▶ _Parts of the exercise_:
a) In the hymn excerpt below, what tune is listed for hymn 559, "God's Holy Name"?
b) Pick up the hymn excerpt below after its last line and extend it.

▶ _Excerpt_:
——

I trust in God's eternal Son,
True God, true Man by Mary's womb,
Who on the cross redemption won
And rose victorious from the tomb.
I have been purchased, not with gold
Or silver, but with priceless blood,
When Jesus into death was sold,
My evil covering with good.
So I rejoice to be His own
And offer Him my everything,
Here and before His glorious throne—
My slain and ever living King!
571. The Spirit and the Church (Article 3)
Tune: RATISBON, Leipzig, 1815
(cf. "Christ, whose glory fills the skies")
Not by reason, nor by will,
Nor by sentimental thrill,
Nor from any power in me
Came the faith that set me free;
But the Holy Spirit's light
Turned my blindness into sight.
You and I, believers all,
Owe it to the Spirit's call,
Gath'ring us around the Word
That plants faith where it is heard,
With baptism and sacrament
Working Jesus' kind intent.
Those now to salvation wise
God the Spirit sanctifies,
Giving everything we lack,
Proofing us from each attack
Of the world, our flesh, our foe,
Till He bids us heav'nward go.
Thursday, April 9, 2026
Sunday, April 5, 2026
Catechesis Warm-Up Songs, Part 1
I've had a new brainwave for a series of hymns, to set me up for another section of the upcoming book, Profitable Hymns. I'd like to think of them as warm-up songs for a youth catechism class, with each piece designed to be brief, simple, straight-to-the-point and (hopefully) catchy, if I can come up with appropriate tunes to go with them. To start, here are some ditties to open lessons on each of the Ten Commandments (adding them as I write them), as explained in Luther's Small Catechism. Note: If you're going to have a problem with how I number the Ten Commandments, take it up with Martin Luther. A second note: the numbering of the songs is only meant to maintain the continuity of the numbering (from zero) of the original hymns as I've posted them on this blog.
558. No Other God (1st Commandment)
Tune: YOU ONLY by yours truly, just now
You only, God, You only
Are the true and living Lord,
All worthy, yea, all worthy
To be worshiped and adored.
You rightly, God, are jealous
Of the race You raised from dust:
So help us, God, be zealous
In Your fear and love and trust.
559. God's Holy Name (2nd Commandment)
Tune: WALDER by Johann J. Walder, 1788
(cf. "How precious is the Book divine")
We thank You, Lord, for every gift
Pledged in Your holy name.
Help us with fear and love to lift
It up, Your word proclaim.
Hold back the tongue that would profane
Your word with craven lies,
That pries in mystery's domain
And Your plain truth denies.
Hold back the idle tongue, that we
May not call out in vain,
But glorify Your majesty
And all we ask, obtain.
560. The Lord's Day (3rd Commandment)
Tune: POSTDAM by J.S. Bach, †1750
(cf. "'Tis good, Lord, to be here")
Dear God, You chose the hour
To shoulder all our strife:
We hear You speak with saving power
That turns our death to life.
Oh, where is such a word,
For sinners such a rest?

——

▶ _Extracted data_:
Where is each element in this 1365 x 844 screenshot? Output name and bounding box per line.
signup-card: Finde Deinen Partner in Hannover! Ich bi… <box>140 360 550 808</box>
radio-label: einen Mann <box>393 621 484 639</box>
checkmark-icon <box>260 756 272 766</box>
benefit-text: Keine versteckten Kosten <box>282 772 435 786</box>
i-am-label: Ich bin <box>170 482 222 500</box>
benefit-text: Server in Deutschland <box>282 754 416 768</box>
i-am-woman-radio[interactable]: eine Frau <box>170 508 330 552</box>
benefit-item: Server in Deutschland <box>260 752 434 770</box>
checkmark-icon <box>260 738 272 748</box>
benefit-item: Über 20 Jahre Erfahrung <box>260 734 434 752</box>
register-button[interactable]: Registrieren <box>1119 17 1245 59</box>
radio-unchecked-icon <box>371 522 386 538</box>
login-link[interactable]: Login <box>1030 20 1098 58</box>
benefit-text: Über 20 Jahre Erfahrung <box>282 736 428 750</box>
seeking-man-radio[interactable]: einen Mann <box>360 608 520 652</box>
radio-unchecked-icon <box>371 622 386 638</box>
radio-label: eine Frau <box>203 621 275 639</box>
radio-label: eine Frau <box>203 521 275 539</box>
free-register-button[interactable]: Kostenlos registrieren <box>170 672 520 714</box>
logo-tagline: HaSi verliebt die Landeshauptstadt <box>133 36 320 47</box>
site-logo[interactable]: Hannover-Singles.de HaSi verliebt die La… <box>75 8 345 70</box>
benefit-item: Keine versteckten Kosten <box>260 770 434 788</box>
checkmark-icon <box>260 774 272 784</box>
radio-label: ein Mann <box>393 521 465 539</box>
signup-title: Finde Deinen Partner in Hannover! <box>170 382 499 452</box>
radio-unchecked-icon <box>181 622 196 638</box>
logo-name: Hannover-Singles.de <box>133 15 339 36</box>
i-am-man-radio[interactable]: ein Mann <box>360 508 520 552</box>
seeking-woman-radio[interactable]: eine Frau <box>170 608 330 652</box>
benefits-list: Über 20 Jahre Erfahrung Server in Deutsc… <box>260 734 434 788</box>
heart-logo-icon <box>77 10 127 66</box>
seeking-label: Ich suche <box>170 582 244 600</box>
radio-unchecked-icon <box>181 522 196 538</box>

——

▶ _Answers for the exercise_:
a) WALDER by Johann J. Walder, 1788

b)
Grant that Your holy day, O Lord,
May unto us be blest!
Help us to count this time
No longer ours but Yours,
Devoted to the grace sublime
That from Christ Jesus pours.
561. Honoring Your Parents (4th Commandment)
Tune: PAA SIT KORS by Hartnack O.K. Zinck, 1801
(cf. "Zion, to thy Savior singing" in the old Lutheran Hymnary)
Father, You have placed above us
Those who care for us and love us:
So grant that we may with joy
Serve them, faithfully subjected,
And when chided or corrected,
Humble deference employ.
As at home, in church and nation,
In our studies and vocation,
May we not provoke their ire.
Help us recognize You working
Through their office, never shirking
From the duty they require.
562. Do Not Murder (5th Commandment)
Tune: FRANCONIA, German, 1720
(cf. "Within the Father's house," etc.)
God, who on Adam's clay
Your lively image stamped,
Protect his offspring, who this day
See death against us camped.
Give us a heart that burns
With love for all his seed,
And that from hate and anger turns
To serve each other's need.
Grant us the will to care
For all with life and breath,
And willingly their burden bear
Till Christ makes spoil of death.
563. Sexual Purity (6th Commandment)
Tune: LIGHT DIVINE, a.k.a. SONG 13 by Orlando Gibbons, †1625
(cf. "Holy Spirit, Light divine")
Dearest Jesus, pure and true,
Form me more and more like You:
By the Holy Spirit's fire
Cleanse me of corrupt desire.
Grant, like Jacob, that I wait
For one choice and cherished mate,
Lest like Esau, my birthright
I'd exchange for brief delight.
Keep my words and dealings chaste;
Shield me from degrading taste,
For I know, dear Lord, to You
Undivided love is due.
564. Do Not Steal (7th Commandment)
Tune: DUNDEE, Scottish Psalter, 1615
(cf. "God moves in a mysterious way," etc.)
Providing God, with more than food
You keep all flesh alive:
Shall I, therefore, of any good
My neighbor now deprive?
No, Lord! But rather would I lift
Their hands to hold secure,
Yea, even multiply Your gift,
Resisting greed's allure.
For every trust is Yours to lend
And Yours to take away,
Till Christ steals in to make an end
Of need in that great day.
565. Testifying Truly (8th Commandment)
Tune: ANGELUS, Heilige Seelenlust, Breslau, 1657
(cf. "At even, ere the sun was set," etc.)
Faithful are You in all You say:
Guard then, O Lord, my fickle tongue,
So sharp to cut, to lead astray,
With words to do my neighbor wrong.
With You, the Word is more than fact:
Eternally begotten Son,
Uniting speech with potent act,
You ever live, with God are One.
I shall then let my yea be yea,
My no be no, my witness true,
And good things of my neighbor say
Before all men, and unto You.
566. Mind Your Desires (9th Commandment)
Tune: KOMM, O KOMM, DU GEIST DES LEBENS, Meiningen, 1693
(cf. "Come, O come, Thou quickening Spirit")
Lord, what wanting, plotting, scheming
Dwells within my selfish heart,
Which by fraud, yet upright seeming,
Seeks to grasp my neighbor's part!
Though the deed I never do,
Such desire is sin to You.
I am guilty, just as surely
As if thought won its effect.
Inwardly, yea, wholly, purely,
Your law bids me be correct.
So betraying You within,
How can I be free from sin?
Jesus, graciously forgiving,
Your desire for me is pure.
Live in me the life I'm living
And be my pollution's cure,
That my neighbor's rightful part
I may cherish in my heart.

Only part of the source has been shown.